# [Given problem]
Transcribe each line of the material as it is, and drop any picture.
● ● ●
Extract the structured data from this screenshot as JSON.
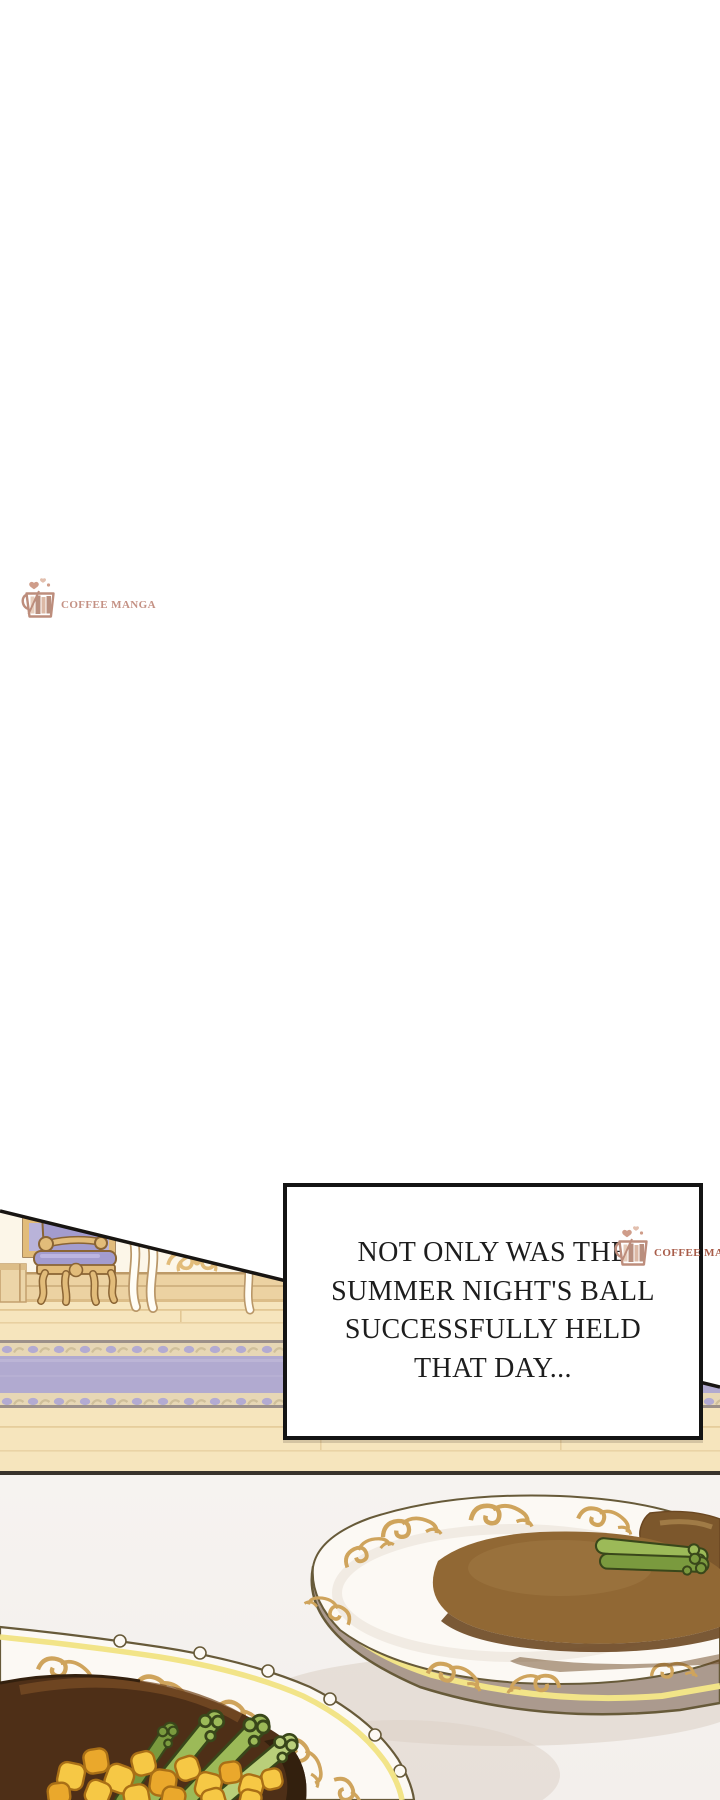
{
  "watermarks": {
    "top": {
      "brand": "COFFEE MANGA"
    },
    "box": {
      "brand": "COFFEE MANGA"
    },
    "icon": "coffee-mug-icon"
  },
  "narration": {
    "lines": [
      "NOT ONLY WAS THE",
      "SUMMER NIGHT'S BALL",
      "SUCCESSFULLY HELD",
      "THAT DAY..."
    ]
  },
  "colors": {
    "pageBg": "#ffffff",
    "ink": "#141414",
    "boxBg": "#ffffff",
    "brandTop": "#c49184",
    "brandBox": "#a85c49",
    "mug": "#bd8d7c",
    "bookA": "#e7cdbb",
    "bookB": "#b98f7e",
    "bookC": "#dcb9a5",
    "heart": "#cf9d8a",
    "heartLight": "#e2bfae",
    "wall": "#fcf6e8",
    "pedestal": "#ecd5a8",
    "pedestalLine": "#c3a06e",
    "baseboard": "#ecd2a2",
    "baseboardLine": "#bd9a67",
    "baseboardSoft": "#dcbd88",
    "floor": "#f6e5bd",
    "floorLine": "#e2c794",
    "carpet": "#b1aad0",
    "carpetLight": "#c3bddb",
    "carpetBand": "#e7d7b5",
    "carpetMotif": "#b3abd2",
    "carpetSwirl": "#cfbf9a",
    "carpetEdge": "#9c9089",
    "divider": "#39332c",
    "table": "#f3efec",
    "tableLight": "#f6f3f0",
    "tableShadow": "#dbd0c5",
    "plate": "#fcf9f4",
    "plateShade": "#eee7de",
    "plateSide": "#ab9a8e",
    "plateLine": "#675a39",
    "rimYellow": "#f2e488",
    "gold": "#cfa45c",
    "sauce": "#916834",
    "sauceDark": "#6b4721",
    "meat": "#7c572c",
    "meatLight": "#a9854e",
    "gravy": "#4e2f17",
    "gravyDark": "#33200e",
    "gravyLight": "#7a4e26",
    "asparagus": "#9cba58",
    "asparagusShade": "#7a9a3e",
    "asparagusLine": "#39471a",
    "asparagusTip": "#b9cf7a",
    "corn": "#f6c845",
    "cornShade": "#eaa82c",
    "cornLine": "#a96f16",
    "chairGold": "#e2bc7a",
    "chairLine": "#8a6434",
    "cushion": "#a39cce",
    "cushionLight": "#bcb5e0",
    "frameInner": "#b9b3d9",
    "white": "#fffdf6",
    "tableLegLine": "#b99768"
  }
}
● ● ●
# [Answer to this exercise]
Extract the structured data from this screenshot as JSON.
{
  "watermarks": {
    "top": {
      "brand": "COFFEE MANGA"
    },
    "box": {
      "brand": "COFFEE MANGA"
    },
    "icon": "coffee-mug-icon"
  },
  "narration": {
    "lines": [
      "NOT ONLY WAS THE",
      "SUMMER NIGHT'S BALL",
      "SUCCESSFULLY HELD",
      "THAT DAY..."
    ]
  },
  "colors": {
    "pageBg": "#ffffff",
    "ink": "#141414",
    "boxBg": "#ffffff",
    "brandTop": "#c49184",
    "brandBox": "#a85c49",
    "mug": "#bd8d7c",
    "bookA": "#e7cdbb",
    "bookB": "#b98f7e",
    "bookC": "#dcb9a5",
    "heart": "#cf9d8a",
    "heartLight": "#e2bfae",
    "wall": "#fcf6e8",
    "pedestal": "#ecd5a8",
    "pedestalLine": "#c3a06e",
    "baseboard": "#ecd2a2",
    "baseboardLine": "#bd9a67",
    "baseboardSoft": "#dcbd88",
    "floor": "#f6e5bd",
    "floorLine": "#e2c794",
    "carpet": "#b1aad0",
    "carpetLight": "#c3bddb",
    "carpetBand": "#e7d7b5",
    "carpetMotif": "#b3abd2",
    "carpetSwirl": "#cfbf9a",
    "carpetEdge": "#9c9089",
    "divider": "#39332c",
    "table": "#f3efec",
    "tableLight": "#f6f3f0",
    "tableShadow": "#dbd0c5",
    "plate": "#fcf9f4",
    "plateShade": "#eee7de",
    "plateSide": "#ab9a8e",
    "plateLine": "#675a39",
    "rimYellow": "#f2e488",
    "gold": "#cfa45c",
    "sauce": "#916834",
    "sauceDark": "#6b4721",
    "meat": "#7c572c",
    "meatLight": "#a9854e",
    "gravy": "#4e2f17",
    "gravyDark": "#33200e",
    "gravyLight": "#7a4e26",
    "asparagus": "#9cba58",
    "asparagusShade": "#7a9a3e",
    "asparagusLine": "#39471a",
    "asparagusTip": "#b9cf7a",
    "corn": "#f6c845",
    "cornShade": "#eaa82c",
    "cornLine": "#a96f16",
    "chairGold": "#e2bc7a",
    "chairLine": "#8a6434",
    "cushion": "#a39cce",
    "cushionLight": "#bcb5e0",
    "frameInner": "#b9b3d9",
    "white": "#fffdf6",
    "tableLegLine": "#b99768"
  }
}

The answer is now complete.